> _WORK REQUEST_
Transcribe each entry shown below with no difference from the original.

> _DATA LISTING_
......

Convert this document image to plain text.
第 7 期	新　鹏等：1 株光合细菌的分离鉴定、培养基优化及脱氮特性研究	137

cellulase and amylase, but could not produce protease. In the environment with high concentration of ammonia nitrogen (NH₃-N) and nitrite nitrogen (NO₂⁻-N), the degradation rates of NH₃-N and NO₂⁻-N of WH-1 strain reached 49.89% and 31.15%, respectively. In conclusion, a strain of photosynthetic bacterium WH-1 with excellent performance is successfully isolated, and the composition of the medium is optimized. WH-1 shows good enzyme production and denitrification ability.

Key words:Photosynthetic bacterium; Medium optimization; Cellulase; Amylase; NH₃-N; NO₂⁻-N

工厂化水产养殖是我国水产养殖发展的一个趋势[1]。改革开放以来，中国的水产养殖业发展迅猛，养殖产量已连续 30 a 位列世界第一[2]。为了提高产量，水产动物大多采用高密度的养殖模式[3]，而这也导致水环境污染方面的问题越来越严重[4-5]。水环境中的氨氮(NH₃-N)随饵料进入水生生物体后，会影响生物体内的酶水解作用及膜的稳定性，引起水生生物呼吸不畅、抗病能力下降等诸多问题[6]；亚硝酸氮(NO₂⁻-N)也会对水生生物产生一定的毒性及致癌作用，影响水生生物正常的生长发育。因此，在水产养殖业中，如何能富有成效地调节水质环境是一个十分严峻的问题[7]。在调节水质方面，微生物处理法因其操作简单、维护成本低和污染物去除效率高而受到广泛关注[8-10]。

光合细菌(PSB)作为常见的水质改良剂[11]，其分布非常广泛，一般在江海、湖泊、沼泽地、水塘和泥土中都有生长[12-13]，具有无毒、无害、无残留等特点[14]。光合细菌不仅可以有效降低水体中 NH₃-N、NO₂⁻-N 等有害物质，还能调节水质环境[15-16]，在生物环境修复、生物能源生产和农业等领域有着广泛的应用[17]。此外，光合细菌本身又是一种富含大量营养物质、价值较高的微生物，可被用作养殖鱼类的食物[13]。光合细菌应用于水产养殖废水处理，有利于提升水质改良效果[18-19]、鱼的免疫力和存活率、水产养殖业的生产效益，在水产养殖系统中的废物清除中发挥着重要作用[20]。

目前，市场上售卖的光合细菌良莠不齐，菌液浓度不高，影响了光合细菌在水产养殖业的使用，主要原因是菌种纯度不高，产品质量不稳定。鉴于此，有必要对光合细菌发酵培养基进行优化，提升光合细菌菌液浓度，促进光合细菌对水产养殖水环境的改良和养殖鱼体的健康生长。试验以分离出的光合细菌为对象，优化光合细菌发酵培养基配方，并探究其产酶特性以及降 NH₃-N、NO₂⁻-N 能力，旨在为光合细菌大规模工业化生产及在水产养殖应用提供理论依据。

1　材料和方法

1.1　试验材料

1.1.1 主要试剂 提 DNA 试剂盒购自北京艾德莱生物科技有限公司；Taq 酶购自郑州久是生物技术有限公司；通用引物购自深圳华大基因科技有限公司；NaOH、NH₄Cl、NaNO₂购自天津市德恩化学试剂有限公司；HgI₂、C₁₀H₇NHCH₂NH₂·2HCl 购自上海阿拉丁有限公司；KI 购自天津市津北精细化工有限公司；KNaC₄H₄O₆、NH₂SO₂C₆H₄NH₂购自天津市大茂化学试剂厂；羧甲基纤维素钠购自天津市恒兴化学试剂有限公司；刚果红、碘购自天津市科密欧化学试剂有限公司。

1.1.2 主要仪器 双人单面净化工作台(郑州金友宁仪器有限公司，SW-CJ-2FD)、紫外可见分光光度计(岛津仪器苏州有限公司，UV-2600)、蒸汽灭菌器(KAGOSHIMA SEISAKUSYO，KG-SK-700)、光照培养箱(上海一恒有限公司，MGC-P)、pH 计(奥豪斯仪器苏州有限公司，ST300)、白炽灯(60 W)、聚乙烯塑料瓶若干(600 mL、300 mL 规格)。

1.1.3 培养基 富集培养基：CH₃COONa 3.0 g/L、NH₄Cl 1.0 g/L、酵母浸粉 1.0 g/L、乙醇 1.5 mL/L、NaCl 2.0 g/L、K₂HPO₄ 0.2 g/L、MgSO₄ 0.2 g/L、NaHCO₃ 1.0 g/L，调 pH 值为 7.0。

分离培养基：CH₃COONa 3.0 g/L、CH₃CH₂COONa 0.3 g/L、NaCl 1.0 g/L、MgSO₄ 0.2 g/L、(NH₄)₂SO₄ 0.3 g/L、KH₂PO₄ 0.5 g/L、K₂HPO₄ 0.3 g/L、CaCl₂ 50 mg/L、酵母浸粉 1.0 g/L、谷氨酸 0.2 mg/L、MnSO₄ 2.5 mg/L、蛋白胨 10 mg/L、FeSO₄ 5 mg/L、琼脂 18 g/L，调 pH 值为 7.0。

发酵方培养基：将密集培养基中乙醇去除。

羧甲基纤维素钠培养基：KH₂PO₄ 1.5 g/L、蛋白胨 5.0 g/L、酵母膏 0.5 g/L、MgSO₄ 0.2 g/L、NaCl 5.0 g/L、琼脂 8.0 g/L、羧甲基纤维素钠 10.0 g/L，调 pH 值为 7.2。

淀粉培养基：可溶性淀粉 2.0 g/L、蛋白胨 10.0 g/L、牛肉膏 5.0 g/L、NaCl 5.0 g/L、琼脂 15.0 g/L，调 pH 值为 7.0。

......

> _RESPONSE TO THIS TASK_
Convert this document image to plain text.
第 7 期	新　鹏等：1 株光合细菌的分离鉴定、培养基优化及脱氮特性研究	137

cellulase and amylase, but could not produce protease. In the environment with high concentration of ammonia nitrogen (NH₃-N) and nitrite nitrogen (NO₂⁻-N), the degradation rates of NH₃-N and NO₂⁻-N of WH-1 strain reached 49.89% and 31.15%, respectively. In conclusion, a strain of photosynthetic bacterium WH-1 with excellent performance is successfully isolated, and the composition of the medium is optimized. WH-1 shows good enzyme production and denitrification ability.

Key words:Photosynthetic bacterium; Medium optimization; Cellulase; Amylase; NH₃-N; NO₂⁻-N

工厂化水产养殖是我国水产养殖发展的一个趋势[1]。改革开放以来，中国的水产养殖业发展迅猛，养殖产量已连续 30 a 位列世界第一[2]。为了提高产量，水产动物大多采用高密度的养殖模式[3]，而这也导致水环境污染方面的问题越来越严重[4-5]。水环境中的氨氮(NH₃-N)随饵料进入水生生物体后，会影响生物体内的酶水解作用及膜的稳定性，引起水生生物呼吸不畅、抗病能力下降等诸多问题[6]；亚硝酸氮(NO₂⁻-N)也会对水生生物产生一定的毒性及致癌作用，影响水生生物正常的生长发育。因此，在水产养殖业中，如何能富有成效地调节水质环境是一个十分严峻的问题[7]。在调节水质方面，微生物处理法因其操作简单、维护成本低和污染物去除效率高而受到广泛关注[8-10]。

光合细菌(PSB)作为常见的水质改良剂[11]，其分布非常广泛，一般在江海、湖泊、沼泽地、水塘和泥土中都有生长[12-13]，具有无毒、无害、无残留等特点[14]。光合细菌不仅可以有效降低水体中 NH₃-N、NO₂⁻-N 等有害物质，还能调节水质环境[15-16]，在生物环境修复、生物能源生产和农业等领域有着广泛的应用[17]。此外，光合细菌本身又是一种富含大量营养物质、价值较高的微生物，可被用作养殖鱼类的食物[13]。光合细菌应用于水产养殖废水处理，有利于提升水质改良效果[18-19]、鱼的免疫力和存活率、水产养殖业的生产效益，在水产养殖系统中的废物清除中发挥着重要作用[20]。

目前，市场上售卖的光合细菌良莠不齐，菌液浓度不高，影响了光合细菌在水产养殖业的使用，主要原因是菌种纯度不高，产品质量不稳定。鉴于此，有必要对光合细菌发酵培养基进行优化，提升光合细菌菌液浓度，促进光合细菌对水产养殖水环境的改良和养殖鱼体的健康生长。试验以分离出的光合细菌为对象，优化光合细菌发酵培养基配方，并探究其产酶特性以及降 NH₃-N、NO₂⁻-N 能力，旨在为光合细菌大规模工业化生产及在水产养殖应用提供理论依据。

1　材料和方法

1.1　试验材料

1.1.1 主要试剂 提 DNA 试剂盒购自北京艾德莱生物科技有限公司；Taq 酶购自郑州久是生物技术有限公司；通用引物购自深圳华大基因科技有限公司；NaOH、NH₄Cl、NaNO₂购自天津市德恩化学试剂有限公司；HgI₂、C₁₀H₇NHCH₂NH₂·2HCl 购自上海阿拉丁有限公司；KI 购自天津市津北精细化工有限公司；KNaC₄H₄O₆、NH₂SO₂C₆H₄NH₂购自天津市大茂化学试剂厂；羧甲基纤维素钠购自天津市恒兴化学试剂有限公司；刚果红、碘购自天津市科密欧化学试剂有限公司。

1.1.2 主要仪器 双人单面净化工作台(郑州金友宁仪器有限公司，SW-CJ-2FD)、紫外可见分光光度计(岛津仪器苏州有限公司，UV-2600)、蒸汽灭菌器(KAGOSHIMA SEISAKUSYO，KG-SK-700)、光照培养箱(上海一恒有限公司，MGC-P)、pH 计(奥豪斯仪器苏州有限公司，ST300)、白炽灯(60 W)、聚乙烯塑料瓶若干(600 mL、300 mL 规格)。

1.1.3 培养基 富集培养基：CH₃COONa 3.0 g/L、NH₄Cl 1.0 g/L、酵母浸粉 1.0 g/L、乙醇 1.5 mL/L、NaCl 2.0 g/L、K₂HPO₄ 0.2 g/L、MgSO₄ 0.2 g/L、NaHCO₃ 1.0 g/L，调 pH 值为 7.0。

分离培养基：CH₃COONa 3.0 g/L、CH₃CH₂COONa 0.3 g/L、NaCl 1.0 g/L、MgSO₄ 0.2 g/L、(NH₄)₂SO₄ 0.3 g/L、KH₂PO₄ 0.5 g/L、K₂HPO₄ 0.3 g/L、CaCl₂ 50 mg/L、酵母浸粉 1.0 g/L、谷氨酸 0.2 mg/L、MnSO₄ 2.5 mg/L、蛋白胨 10 mg/L、FeSO₄ 5 mg/L、琼脂 18 g/L，调 pH 值为 7.0。

发酵方培养基：将密集培养基中乙醇去除。

羧甲基纤维素钠培养基：KH₂PO₄ 1.5 g/L、蛋白胨 5.0 g/L、酵母膏 0.5 g/L、MgSO₄ 0.2 g/L、NaCl 5.0 g/L、琼脂 8.0 g/L、羧甲基纤维素钠 10.0 g/L，调 pH 值为 7.2。

淀粉培养基：可溶性淀粉 2.0 g/L、蛋白胨 10.0 g/L、牛肉膏 5.0 g/L、NaCl 5.0 g/L、琼脂 15.0 g/L，调 pH 值为 7.0。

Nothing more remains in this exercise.